» **Testo del documento**:
----------------------------------------
In pieno centro,  ci si ferma davanti a tutti i pub e ristoranti ancora aperti facendo presente che é l’ora di chiudere e di andare a casa a riposare perché domani sarà una grande giornata di lotta. Fra sorrisi delle cameriere e dei camerieri e facce imbronciate dei proprietari,  i pochi turisti presenti al coro di “turista terrorista”, vengono simpaticamente invitati a continuare a bere i loro fantastici cocktails colorati per strada. Ore 00.30, qualcheduno fa il furbetto.  Serranda chiusa, ma da fuori si sente musica pop a tutto volume. Si alza la serranda e…et voilà il locale continua a essere gremito di gente. Alla faccia attonita de los fiesteros gli si risponde con petardi dentro il locale e fialette fetide molto puzzolenti. Ed ecco che un fuggi fuggi generale attraversa la centrica Via Laietana. Pochi metri più su si intravede un bingo aperto. Bene, bene dice qualcuno. In questo caso, però, i gorilla alla porta fanno subito capire che non è aria. Si entra, altri petardi e altre fialette. Si prova a chiudere la serranda, rompendola. La notizia nella prima pagina della “La Vanguardia” della mattina seguente asserisce che un gruppo di antisistema ha assaltato il Bingo di Via Laietana rubando 2000 euro dalla casa. Magari fosse stato così…..

La passeggiata notturna si chiude in un locale/discoteca dove si sta celebrando una festa dal nome Ven a celebrar la huelga! (Vieni a festeggiare lo sciopero!!). Anche in questo caso però si capisce che non è possibile infliggere più di tanto. Tra una risata di nervosismo e l’altra e le camionette che iniziano a monitorare l’accaduto, si decide tornare a casa….seguirem demà! (continueremo domani!).
----------------------------------------
» **Cosa si chiede**:
**1)** Nel racconto della notte prima dello sciopero, come si chiamava la festa in corso nel locale dove si chiude la passeggiata notturna?
**2)** Prosegui il racconto della notte prima dello sciopero dal punto in cui si ferma.
Le voci sono materiale a sé, separato dal racconto della notte prima dello sciopero.
----------------------------------------
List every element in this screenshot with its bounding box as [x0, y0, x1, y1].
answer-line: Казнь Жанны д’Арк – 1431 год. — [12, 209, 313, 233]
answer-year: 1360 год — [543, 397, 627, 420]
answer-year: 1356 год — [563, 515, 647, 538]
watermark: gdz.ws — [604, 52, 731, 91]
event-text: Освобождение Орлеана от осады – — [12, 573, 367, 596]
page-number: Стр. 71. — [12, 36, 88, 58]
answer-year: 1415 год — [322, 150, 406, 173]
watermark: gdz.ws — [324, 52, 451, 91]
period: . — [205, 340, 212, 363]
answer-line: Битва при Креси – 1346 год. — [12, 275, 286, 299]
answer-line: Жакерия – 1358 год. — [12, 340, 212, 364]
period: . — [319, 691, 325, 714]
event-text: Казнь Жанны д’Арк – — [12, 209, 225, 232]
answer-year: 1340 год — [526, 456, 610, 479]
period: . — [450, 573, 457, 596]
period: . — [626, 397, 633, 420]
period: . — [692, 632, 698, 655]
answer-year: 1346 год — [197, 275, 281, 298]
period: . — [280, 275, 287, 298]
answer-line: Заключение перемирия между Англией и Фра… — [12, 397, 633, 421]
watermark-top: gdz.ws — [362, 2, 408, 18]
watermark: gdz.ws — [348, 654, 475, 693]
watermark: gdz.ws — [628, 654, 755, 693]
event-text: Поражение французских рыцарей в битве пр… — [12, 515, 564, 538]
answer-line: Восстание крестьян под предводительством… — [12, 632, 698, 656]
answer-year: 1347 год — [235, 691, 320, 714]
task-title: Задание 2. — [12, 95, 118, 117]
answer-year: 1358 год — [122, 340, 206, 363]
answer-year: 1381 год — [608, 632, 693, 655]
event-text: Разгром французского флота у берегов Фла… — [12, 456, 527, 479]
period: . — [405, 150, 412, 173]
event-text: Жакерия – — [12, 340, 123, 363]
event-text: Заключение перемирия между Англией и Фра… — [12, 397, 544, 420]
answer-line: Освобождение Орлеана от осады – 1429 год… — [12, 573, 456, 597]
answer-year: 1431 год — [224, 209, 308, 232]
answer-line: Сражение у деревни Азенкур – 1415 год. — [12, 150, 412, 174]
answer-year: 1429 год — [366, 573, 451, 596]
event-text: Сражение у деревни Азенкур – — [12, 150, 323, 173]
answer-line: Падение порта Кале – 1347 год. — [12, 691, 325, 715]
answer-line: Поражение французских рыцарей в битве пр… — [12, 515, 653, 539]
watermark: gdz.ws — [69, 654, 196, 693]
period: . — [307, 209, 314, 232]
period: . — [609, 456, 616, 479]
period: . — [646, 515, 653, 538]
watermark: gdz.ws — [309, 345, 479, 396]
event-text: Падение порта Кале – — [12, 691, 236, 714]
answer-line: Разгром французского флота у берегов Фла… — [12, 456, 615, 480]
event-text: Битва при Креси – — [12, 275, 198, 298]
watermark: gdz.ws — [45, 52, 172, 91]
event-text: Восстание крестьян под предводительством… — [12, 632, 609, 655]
----------------------------------------
» **Elenco delle risposte**:
**1)** Ven a celebrar la huelga! (Vieni a festeggiare lo sciopero!)

**2)**
Barcellona, 29M 2012, ore 8.00. La declinazione dello sciopero generale a sciopero sociale si intravede già  nelle prime ore della mattina. Dai blocchi stradali alle entrate della città da parte di studenti  universitari, precari e soggettività varie in cerca di quel protagonismo tanto voluto e desiderato in una giornata come questa, si alzano elevate colonne di fumo. Lo stesso accade davanti le fabbriche del Poligono Industriale. Determinati  ed incisivi picchetti dei lavoratori riescono a chiudere completamente le fabbriche della SEAT, Ford e Coca-cola. In tutto il territorio nazionale lo sciopero del settore industriale ha  raggiunto circa il 90%, il quale, a sua volta, ha causato una diminuzione di richieste di energia elettrica del 20%.

Barcellona, 29M 2012, ore 10.00. La storia si ripete. Dai diversi quartieri, partono picchetti per arrivare al grande picchetto unitario (non convocato dai sindacati) nel barrio de Gracia delle ore 13.00. Dalla emblematica e storica Plaza Forat de la Vergonya  si parte in 20. Camminando per il centro il numero aumenta. I pochi piccoli negozi aperti si apprestano frettolosamente ad abbassare la serrande non appena intravedono la massa avanzare.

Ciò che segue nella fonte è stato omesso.